§ **SET PROBLEM**: In how many lines of the data does the word "this" appear? Give the number by itself.

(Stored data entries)
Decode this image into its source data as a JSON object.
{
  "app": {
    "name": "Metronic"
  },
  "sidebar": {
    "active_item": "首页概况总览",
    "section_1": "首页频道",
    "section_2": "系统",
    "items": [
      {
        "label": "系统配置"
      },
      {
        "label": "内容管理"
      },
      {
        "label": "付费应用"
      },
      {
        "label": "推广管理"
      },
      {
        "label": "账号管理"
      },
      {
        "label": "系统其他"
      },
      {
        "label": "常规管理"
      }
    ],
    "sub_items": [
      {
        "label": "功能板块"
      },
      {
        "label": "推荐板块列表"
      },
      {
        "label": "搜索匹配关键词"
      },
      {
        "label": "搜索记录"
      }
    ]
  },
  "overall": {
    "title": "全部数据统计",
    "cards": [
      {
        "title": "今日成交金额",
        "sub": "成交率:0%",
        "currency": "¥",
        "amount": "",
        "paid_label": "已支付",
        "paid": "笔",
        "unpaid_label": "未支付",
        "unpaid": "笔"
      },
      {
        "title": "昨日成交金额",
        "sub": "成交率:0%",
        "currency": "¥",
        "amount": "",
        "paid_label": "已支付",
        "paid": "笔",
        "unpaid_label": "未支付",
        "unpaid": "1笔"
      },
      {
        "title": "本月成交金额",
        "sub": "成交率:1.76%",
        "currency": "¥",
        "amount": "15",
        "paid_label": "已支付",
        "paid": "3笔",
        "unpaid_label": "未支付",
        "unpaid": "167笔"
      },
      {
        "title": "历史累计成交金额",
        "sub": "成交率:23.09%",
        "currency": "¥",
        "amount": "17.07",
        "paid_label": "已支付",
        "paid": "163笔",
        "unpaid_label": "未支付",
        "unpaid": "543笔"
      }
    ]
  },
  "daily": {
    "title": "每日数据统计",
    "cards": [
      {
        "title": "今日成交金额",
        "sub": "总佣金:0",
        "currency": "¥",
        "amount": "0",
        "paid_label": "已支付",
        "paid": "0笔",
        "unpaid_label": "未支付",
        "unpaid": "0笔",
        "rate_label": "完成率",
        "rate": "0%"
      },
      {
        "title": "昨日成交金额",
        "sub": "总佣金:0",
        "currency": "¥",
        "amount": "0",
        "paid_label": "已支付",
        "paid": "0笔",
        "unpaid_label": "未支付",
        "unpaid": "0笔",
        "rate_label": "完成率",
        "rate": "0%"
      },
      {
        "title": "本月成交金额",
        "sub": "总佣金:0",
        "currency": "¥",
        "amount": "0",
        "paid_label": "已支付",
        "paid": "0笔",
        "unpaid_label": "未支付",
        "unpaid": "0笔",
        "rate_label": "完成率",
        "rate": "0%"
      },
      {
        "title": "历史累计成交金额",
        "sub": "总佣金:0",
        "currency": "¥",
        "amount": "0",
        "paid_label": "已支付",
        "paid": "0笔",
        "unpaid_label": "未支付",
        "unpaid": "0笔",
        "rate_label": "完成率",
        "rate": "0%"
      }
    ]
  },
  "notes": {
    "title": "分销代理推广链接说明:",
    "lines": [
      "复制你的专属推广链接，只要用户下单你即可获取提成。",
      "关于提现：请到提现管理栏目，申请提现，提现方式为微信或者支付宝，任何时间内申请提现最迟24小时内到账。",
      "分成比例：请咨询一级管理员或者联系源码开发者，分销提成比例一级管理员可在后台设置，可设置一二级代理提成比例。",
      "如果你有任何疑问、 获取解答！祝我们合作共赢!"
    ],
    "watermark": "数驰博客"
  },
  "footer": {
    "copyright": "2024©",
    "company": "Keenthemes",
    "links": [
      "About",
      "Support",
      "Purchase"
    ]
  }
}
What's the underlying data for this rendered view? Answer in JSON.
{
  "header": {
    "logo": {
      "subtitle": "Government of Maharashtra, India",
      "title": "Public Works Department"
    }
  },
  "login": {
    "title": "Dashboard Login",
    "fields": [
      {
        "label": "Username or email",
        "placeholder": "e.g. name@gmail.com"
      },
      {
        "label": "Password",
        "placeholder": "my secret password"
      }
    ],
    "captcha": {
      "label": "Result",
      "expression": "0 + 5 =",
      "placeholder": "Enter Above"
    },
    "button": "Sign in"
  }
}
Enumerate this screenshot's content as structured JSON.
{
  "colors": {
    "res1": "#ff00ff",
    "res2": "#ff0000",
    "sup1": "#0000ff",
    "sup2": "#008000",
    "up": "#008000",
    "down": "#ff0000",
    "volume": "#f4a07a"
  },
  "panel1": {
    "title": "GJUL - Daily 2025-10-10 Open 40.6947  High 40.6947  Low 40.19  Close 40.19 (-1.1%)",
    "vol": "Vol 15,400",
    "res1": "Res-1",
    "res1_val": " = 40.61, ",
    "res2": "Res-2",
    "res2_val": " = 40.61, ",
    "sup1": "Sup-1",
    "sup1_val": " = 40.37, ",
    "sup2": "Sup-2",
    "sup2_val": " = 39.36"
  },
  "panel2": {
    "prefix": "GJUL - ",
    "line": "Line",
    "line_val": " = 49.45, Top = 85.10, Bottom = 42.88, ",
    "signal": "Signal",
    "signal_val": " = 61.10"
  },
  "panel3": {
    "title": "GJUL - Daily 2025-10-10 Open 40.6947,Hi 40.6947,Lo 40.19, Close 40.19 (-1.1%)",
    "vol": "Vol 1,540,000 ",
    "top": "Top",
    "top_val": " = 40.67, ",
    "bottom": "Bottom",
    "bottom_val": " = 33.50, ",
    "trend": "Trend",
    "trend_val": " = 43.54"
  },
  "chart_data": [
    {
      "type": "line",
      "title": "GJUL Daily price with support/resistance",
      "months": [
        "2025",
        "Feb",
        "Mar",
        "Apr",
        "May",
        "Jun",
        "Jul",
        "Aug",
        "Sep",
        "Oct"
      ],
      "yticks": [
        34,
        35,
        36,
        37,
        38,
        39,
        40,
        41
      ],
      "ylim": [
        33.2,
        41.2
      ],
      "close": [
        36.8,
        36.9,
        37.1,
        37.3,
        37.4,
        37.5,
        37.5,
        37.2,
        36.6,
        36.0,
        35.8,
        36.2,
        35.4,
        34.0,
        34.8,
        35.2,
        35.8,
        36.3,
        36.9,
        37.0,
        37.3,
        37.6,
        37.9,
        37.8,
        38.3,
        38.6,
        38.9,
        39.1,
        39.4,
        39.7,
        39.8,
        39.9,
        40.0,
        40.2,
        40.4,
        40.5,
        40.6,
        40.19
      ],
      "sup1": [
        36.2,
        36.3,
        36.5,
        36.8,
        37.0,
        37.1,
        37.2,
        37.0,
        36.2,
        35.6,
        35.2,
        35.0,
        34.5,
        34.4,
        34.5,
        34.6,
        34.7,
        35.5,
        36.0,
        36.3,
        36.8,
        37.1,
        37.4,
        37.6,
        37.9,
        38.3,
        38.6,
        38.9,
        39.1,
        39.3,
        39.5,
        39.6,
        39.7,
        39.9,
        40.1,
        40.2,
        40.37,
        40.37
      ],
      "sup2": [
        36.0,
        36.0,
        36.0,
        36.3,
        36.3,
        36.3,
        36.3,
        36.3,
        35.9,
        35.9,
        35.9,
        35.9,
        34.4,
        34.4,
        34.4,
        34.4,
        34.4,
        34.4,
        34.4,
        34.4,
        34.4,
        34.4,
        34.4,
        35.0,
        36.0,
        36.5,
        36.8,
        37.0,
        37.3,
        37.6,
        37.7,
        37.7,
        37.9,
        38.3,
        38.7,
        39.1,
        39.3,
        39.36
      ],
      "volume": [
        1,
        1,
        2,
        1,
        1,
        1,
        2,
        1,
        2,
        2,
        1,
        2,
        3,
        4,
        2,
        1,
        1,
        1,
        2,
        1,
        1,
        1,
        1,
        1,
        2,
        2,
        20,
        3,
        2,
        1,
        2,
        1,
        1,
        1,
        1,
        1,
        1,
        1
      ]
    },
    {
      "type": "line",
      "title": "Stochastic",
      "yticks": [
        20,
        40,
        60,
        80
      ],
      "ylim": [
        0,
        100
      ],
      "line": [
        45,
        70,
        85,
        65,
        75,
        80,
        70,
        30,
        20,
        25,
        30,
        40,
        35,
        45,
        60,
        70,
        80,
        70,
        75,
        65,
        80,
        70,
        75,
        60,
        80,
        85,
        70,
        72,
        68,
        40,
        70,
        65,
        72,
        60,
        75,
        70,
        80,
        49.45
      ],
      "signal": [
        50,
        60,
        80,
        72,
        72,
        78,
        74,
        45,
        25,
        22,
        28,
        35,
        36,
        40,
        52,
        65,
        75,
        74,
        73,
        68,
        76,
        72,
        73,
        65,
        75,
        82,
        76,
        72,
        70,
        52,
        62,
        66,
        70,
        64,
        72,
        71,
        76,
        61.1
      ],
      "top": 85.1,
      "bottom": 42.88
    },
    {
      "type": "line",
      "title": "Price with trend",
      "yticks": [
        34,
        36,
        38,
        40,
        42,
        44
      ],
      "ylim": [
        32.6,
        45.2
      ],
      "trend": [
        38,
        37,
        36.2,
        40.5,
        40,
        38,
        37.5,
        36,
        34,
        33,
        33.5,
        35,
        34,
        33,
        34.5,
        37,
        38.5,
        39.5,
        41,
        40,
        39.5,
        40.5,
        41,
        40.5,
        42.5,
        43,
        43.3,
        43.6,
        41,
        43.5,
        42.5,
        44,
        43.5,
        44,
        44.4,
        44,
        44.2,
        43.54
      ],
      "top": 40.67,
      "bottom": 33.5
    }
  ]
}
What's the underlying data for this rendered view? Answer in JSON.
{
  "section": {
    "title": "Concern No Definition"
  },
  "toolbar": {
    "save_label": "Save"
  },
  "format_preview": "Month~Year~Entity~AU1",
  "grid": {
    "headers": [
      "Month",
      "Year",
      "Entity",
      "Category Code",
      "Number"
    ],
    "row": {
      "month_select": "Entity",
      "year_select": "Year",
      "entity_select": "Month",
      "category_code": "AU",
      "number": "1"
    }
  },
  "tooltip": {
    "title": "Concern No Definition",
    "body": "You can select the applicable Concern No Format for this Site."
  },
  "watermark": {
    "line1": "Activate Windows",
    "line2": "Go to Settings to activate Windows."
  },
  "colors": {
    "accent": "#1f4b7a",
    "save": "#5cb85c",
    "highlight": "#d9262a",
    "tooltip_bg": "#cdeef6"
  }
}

§ **RESPONSE TO THE EXERCISE**: 5